== Record extracts

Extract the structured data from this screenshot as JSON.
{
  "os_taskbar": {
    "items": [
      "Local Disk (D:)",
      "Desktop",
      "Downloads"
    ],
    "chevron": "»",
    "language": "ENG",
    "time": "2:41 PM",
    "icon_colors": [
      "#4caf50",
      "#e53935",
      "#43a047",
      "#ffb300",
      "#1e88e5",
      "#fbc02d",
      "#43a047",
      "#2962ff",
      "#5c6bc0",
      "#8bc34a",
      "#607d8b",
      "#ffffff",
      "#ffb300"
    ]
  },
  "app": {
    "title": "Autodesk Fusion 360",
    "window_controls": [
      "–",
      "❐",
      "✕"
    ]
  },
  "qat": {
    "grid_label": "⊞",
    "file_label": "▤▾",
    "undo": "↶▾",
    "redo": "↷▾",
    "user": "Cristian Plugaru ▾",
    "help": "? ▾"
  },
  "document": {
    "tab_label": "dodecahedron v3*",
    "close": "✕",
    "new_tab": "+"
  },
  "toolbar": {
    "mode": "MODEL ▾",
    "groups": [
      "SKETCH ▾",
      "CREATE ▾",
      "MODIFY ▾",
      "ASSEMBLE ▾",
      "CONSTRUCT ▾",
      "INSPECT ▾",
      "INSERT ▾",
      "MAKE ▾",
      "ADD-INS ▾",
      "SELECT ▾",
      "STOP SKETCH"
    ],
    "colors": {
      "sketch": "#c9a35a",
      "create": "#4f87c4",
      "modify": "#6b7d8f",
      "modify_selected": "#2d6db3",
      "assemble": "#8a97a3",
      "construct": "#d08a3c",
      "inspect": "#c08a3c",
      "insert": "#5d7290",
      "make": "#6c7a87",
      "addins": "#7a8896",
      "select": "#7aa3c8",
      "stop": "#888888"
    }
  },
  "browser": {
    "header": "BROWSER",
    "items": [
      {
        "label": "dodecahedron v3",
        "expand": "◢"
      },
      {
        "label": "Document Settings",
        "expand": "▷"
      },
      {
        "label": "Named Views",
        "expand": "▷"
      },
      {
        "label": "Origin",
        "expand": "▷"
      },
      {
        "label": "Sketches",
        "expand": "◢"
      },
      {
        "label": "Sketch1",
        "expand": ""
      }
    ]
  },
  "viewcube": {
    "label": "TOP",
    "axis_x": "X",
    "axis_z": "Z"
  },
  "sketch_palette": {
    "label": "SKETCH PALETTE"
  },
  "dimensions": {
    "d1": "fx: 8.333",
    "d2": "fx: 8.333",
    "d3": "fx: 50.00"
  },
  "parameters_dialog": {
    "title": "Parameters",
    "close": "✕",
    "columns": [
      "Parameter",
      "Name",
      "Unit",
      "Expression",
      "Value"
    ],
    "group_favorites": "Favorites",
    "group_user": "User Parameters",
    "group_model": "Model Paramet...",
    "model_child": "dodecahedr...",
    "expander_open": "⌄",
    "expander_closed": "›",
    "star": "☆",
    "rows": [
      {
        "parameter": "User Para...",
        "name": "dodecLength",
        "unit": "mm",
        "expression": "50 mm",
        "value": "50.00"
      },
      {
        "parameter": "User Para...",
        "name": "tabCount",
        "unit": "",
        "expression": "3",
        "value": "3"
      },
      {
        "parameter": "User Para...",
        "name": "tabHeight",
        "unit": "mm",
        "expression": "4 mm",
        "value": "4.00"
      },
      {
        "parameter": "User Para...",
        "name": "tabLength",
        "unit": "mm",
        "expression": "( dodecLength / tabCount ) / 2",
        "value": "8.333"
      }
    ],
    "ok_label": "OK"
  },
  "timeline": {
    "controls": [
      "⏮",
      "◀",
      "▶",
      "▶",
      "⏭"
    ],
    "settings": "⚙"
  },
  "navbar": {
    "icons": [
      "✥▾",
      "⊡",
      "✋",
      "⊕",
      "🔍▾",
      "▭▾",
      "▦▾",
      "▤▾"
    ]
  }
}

====
== Record extracts

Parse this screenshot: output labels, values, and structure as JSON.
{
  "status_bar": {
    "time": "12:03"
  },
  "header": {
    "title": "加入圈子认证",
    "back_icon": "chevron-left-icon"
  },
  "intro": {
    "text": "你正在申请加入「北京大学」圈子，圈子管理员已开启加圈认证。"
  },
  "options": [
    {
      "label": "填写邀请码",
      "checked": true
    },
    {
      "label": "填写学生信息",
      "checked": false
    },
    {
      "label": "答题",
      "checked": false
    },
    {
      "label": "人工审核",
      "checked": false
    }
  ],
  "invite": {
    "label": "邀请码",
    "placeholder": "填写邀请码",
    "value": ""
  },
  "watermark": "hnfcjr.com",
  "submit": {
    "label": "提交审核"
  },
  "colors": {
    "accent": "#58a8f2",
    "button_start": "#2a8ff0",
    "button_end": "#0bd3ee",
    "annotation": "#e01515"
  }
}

====
== Record extracts

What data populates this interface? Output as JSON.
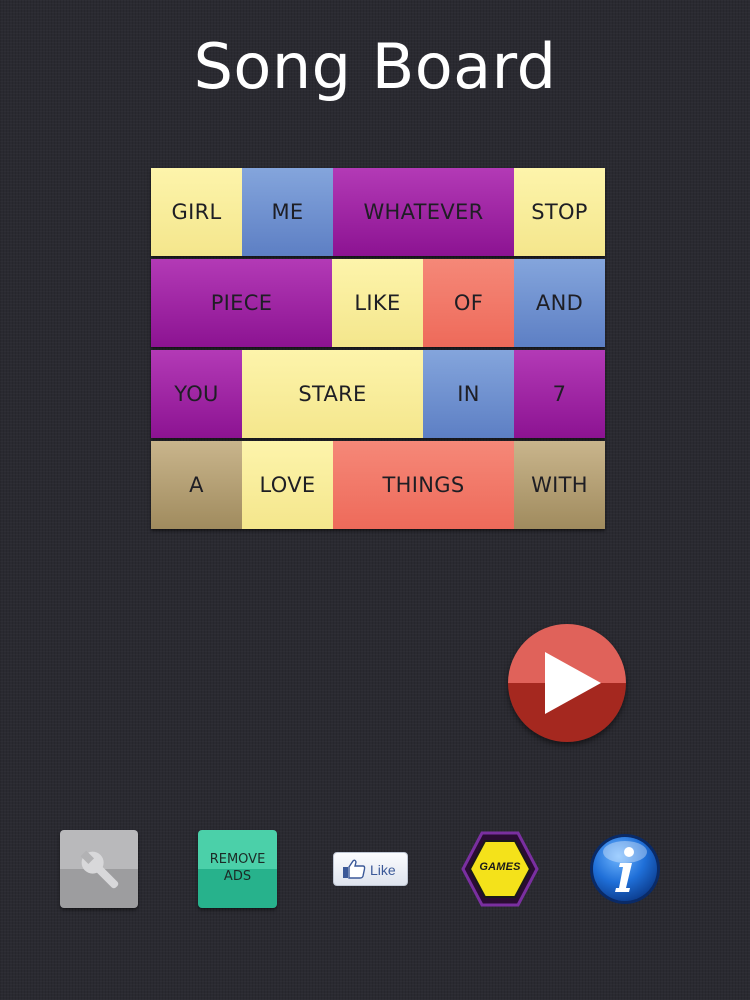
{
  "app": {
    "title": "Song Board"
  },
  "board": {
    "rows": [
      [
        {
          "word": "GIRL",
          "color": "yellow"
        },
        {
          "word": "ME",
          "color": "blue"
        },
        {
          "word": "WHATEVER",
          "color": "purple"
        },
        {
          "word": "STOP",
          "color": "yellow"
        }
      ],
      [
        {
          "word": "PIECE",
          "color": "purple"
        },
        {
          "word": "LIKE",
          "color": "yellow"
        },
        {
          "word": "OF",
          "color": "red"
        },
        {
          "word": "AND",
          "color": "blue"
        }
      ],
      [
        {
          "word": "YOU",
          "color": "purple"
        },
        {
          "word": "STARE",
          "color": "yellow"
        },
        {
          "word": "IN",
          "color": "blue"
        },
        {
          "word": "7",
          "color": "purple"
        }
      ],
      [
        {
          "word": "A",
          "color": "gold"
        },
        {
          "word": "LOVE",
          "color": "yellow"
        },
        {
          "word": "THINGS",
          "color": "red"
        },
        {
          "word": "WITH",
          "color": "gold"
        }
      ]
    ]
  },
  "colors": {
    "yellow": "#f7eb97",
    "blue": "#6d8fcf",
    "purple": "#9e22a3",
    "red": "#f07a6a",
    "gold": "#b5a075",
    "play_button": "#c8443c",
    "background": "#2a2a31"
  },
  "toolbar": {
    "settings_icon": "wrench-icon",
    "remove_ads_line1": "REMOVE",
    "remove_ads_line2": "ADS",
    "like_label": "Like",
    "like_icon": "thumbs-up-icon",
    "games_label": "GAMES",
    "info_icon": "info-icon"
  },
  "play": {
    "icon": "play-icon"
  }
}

====

Written request => Pull every line containing "dodecahedron" from the material above.

Solution =>
    "tab_label": "dodecahedron v3*",
        "label": "dodecahedron v3",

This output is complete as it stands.